[Items from a figure collection]
-- -- --

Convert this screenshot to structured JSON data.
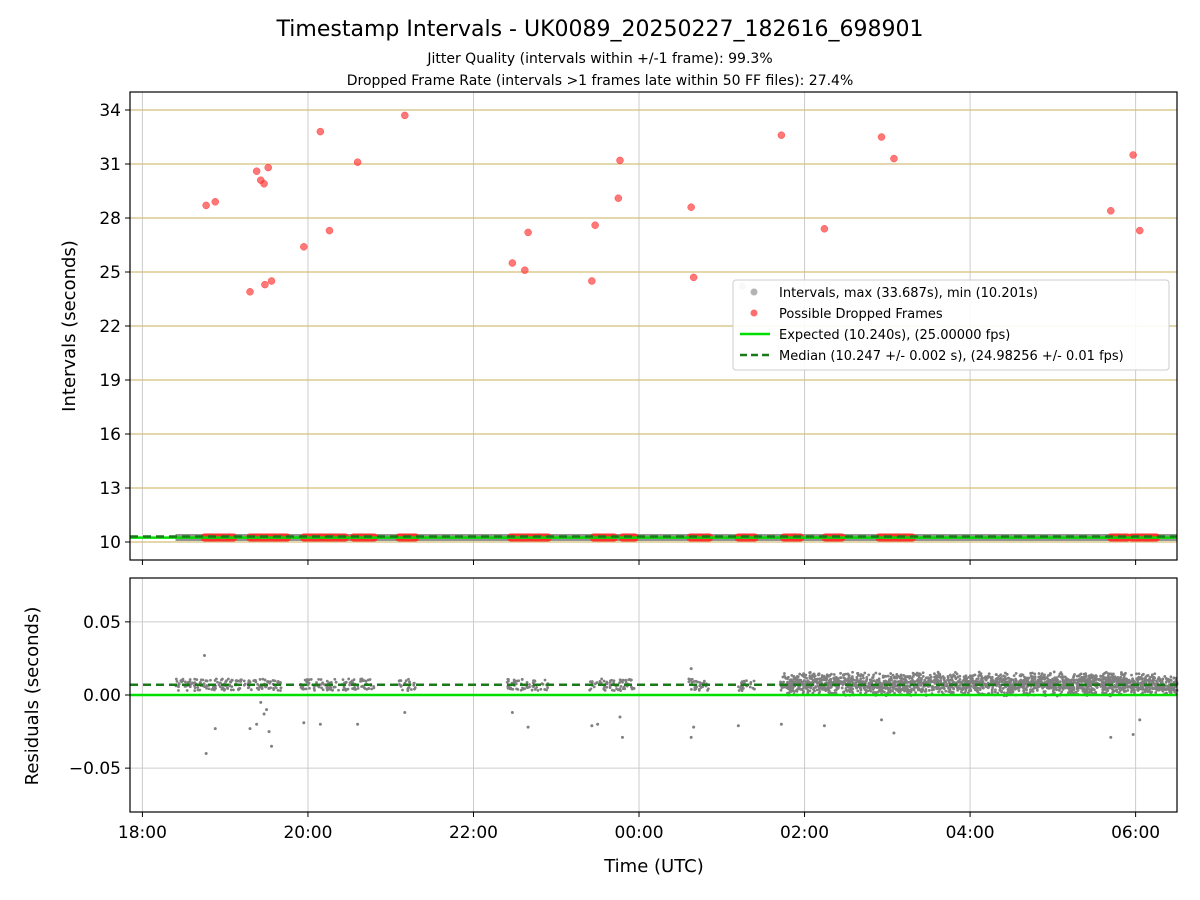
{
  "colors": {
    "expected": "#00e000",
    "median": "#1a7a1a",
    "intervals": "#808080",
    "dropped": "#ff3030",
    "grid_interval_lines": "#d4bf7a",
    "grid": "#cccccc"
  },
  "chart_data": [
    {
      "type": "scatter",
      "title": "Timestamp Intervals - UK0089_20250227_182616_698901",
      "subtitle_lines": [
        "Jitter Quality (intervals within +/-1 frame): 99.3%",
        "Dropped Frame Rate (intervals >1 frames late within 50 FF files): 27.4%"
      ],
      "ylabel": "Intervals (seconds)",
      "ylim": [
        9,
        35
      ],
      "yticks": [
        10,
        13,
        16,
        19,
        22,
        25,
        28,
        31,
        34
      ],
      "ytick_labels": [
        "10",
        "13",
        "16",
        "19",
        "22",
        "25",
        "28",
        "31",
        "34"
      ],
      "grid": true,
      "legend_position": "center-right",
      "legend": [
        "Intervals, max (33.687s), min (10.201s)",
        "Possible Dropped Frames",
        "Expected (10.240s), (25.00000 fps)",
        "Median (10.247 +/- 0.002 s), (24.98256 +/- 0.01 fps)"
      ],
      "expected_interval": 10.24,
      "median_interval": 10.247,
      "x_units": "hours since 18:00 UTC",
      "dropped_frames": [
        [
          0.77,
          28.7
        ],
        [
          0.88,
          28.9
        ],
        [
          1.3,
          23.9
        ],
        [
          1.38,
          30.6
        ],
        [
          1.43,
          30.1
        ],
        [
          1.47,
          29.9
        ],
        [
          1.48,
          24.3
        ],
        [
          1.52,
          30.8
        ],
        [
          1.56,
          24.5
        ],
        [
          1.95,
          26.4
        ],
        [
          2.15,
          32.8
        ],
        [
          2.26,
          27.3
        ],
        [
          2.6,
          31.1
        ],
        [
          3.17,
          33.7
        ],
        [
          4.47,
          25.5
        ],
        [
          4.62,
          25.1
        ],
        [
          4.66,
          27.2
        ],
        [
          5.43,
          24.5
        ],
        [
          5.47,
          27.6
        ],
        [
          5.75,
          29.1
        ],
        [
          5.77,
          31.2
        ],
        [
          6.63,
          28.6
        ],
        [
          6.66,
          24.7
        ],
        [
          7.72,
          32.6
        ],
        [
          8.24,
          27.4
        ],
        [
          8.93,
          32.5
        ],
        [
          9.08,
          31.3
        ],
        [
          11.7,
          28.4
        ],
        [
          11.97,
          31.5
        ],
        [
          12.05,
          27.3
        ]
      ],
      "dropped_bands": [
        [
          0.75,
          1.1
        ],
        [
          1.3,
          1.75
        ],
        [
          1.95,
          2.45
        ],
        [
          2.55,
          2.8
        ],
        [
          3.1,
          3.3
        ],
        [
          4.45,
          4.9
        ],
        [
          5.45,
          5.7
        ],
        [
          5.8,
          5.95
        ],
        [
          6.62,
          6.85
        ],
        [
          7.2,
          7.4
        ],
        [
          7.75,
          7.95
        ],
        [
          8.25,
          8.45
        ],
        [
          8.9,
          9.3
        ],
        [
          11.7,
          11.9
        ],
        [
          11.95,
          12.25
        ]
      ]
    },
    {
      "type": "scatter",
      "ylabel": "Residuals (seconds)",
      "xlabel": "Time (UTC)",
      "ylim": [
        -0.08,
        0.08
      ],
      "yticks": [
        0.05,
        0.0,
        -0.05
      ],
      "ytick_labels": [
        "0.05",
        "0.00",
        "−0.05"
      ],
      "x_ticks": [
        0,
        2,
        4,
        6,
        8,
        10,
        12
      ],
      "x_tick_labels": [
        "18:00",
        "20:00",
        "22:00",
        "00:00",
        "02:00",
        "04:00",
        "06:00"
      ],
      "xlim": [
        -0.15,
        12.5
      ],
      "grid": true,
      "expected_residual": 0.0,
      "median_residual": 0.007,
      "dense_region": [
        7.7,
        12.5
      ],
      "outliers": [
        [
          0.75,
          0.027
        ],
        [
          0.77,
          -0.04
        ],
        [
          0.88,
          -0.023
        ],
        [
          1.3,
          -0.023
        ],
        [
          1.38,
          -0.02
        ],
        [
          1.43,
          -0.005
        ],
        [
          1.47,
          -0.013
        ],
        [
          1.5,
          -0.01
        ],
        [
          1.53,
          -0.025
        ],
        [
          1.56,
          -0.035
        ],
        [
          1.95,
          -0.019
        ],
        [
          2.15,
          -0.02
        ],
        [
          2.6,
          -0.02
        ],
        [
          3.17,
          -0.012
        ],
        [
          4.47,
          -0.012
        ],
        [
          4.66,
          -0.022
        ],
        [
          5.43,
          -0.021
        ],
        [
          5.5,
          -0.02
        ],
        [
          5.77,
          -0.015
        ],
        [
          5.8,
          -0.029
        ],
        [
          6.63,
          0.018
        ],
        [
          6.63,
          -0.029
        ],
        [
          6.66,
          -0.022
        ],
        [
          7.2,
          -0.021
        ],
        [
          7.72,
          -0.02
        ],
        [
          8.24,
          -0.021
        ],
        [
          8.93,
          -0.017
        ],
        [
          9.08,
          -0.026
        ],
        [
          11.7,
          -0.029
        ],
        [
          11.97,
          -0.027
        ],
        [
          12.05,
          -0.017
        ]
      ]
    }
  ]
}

-- -- --

◆ **WHAT TO PRODUCE**
Copy out each line in the listing that has the word "ylabel".

◆ **RESULT BELOW**
      "ylabel": "Intervals (seconds)",
      "ylabel": "Residuals (seconds)",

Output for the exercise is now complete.